STATED PROBLEM -> Where a line contains the word "title", copy that line.

EXTRACTED DATA ->
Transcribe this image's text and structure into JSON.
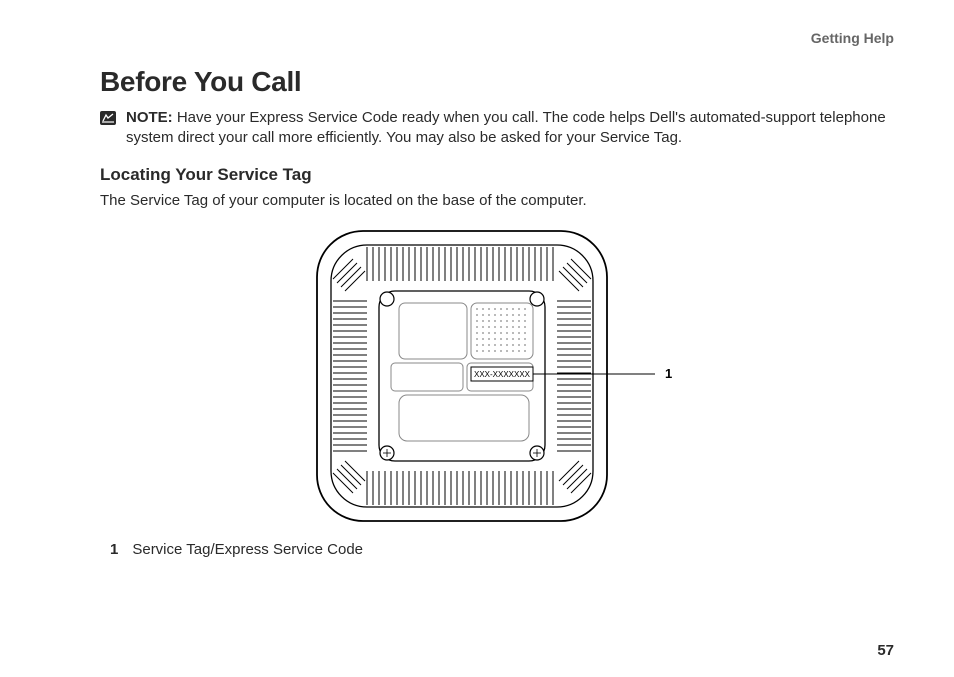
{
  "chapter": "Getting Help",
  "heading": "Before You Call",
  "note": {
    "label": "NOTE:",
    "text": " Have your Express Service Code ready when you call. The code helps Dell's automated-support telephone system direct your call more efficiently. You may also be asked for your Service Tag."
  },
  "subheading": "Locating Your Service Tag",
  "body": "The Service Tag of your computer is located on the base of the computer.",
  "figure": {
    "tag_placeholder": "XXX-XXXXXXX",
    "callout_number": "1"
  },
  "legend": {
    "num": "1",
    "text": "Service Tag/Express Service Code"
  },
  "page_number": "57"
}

* * *

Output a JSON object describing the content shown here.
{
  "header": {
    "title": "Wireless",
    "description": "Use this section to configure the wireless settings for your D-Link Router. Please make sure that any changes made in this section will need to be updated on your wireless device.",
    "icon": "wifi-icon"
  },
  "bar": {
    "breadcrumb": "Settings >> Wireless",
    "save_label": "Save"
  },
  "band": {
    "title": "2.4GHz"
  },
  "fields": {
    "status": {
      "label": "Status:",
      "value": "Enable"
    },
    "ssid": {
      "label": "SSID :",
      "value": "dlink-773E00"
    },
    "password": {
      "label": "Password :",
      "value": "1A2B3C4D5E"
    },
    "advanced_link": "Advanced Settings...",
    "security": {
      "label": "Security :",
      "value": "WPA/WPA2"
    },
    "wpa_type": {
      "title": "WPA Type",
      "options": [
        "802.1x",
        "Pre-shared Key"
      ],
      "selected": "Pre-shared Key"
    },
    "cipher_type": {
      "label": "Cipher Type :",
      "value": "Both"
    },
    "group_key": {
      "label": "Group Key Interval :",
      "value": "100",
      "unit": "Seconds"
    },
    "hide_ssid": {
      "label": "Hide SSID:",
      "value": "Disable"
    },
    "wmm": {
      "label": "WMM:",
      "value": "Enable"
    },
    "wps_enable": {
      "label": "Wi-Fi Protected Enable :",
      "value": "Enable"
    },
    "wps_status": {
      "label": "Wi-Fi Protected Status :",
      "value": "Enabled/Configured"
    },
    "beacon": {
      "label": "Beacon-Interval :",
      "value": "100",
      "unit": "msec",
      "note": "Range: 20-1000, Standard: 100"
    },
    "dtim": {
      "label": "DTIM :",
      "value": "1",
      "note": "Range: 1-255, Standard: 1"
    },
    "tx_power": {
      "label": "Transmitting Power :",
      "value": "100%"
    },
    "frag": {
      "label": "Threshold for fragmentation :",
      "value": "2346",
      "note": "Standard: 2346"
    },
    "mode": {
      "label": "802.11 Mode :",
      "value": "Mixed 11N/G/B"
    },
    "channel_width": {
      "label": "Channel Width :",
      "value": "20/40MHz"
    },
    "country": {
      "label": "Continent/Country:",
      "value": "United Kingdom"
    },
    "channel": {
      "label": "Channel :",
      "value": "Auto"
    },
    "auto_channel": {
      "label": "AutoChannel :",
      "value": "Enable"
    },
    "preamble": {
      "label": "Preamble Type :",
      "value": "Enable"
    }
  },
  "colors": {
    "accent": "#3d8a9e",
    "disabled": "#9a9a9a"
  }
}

TASK SOLUTION ->
    "title": "Wireless",
    "title": "2.4GHz"
      "title": "WPA Type",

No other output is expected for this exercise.